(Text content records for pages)

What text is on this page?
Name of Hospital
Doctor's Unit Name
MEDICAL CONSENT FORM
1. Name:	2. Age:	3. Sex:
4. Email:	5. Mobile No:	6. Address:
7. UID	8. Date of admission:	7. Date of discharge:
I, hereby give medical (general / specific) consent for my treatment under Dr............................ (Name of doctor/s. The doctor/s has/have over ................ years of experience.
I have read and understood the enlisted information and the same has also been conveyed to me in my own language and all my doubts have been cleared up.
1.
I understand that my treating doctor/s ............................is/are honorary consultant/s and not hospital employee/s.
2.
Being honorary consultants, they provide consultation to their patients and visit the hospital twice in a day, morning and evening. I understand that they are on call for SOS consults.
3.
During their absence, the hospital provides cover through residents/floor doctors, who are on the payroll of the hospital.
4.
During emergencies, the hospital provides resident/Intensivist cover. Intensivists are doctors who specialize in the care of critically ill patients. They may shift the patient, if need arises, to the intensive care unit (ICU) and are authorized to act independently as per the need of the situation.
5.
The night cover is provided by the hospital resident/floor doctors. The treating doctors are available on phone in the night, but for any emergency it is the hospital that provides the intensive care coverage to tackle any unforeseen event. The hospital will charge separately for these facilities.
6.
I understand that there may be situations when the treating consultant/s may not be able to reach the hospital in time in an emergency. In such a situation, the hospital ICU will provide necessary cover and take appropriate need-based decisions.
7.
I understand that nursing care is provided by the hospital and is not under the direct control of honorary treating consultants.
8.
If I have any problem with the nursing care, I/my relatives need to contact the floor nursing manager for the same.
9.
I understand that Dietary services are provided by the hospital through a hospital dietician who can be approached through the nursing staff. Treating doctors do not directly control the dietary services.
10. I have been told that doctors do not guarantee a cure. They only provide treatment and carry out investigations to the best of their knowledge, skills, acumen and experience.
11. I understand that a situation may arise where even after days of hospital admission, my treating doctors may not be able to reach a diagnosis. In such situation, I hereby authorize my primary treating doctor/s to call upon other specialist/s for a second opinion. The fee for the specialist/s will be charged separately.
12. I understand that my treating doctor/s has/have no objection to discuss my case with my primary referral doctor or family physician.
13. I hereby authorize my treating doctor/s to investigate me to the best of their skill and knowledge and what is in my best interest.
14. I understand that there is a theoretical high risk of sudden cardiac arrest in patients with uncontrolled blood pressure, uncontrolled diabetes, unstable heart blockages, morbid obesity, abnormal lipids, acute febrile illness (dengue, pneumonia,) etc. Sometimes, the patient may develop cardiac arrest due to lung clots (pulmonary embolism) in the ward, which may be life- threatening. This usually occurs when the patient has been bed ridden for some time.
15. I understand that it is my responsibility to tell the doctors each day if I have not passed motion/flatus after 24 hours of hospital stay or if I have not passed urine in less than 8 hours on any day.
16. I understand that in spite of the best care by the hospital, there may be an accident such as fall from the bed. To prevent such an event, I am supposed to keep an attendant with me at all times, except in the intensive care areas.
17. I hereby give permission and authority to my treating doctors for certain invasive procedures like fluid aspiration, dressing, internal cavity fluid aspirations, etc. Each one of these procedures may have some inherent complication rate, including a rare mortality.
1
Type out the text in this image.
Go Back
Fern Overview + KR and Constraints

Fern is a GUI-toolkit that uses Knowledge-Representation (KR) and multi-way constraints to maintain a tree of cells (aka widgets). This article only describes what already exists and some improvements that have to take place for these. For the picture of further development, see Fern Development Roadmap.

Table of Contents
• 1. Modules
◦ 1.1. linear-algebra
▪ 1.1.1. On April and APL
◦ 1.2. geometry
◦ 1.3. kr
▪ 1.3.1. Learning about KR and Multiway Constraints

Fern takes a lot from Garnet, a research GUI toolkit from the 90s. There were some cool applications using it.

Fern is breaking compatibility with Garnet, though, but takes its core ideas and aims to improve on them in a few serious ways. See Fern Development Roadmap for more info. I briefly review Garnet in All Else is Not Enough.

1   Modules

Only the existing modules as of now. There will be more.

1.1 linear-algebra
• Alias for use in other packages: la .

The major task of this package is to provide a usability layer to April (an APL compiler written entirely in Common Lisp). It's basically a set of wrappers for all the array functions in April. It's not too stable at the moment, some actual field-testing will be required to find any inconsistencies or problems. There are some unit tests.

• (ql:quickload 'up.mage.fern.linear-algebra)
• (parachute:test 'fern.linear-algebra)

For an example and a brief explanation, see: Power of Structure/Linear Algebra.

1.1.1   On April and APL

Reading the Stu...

**Problem details:** Counting only lines with the word "more" in them, say how many there are in the entries above, with no other words.

**Solution for this problem:** 2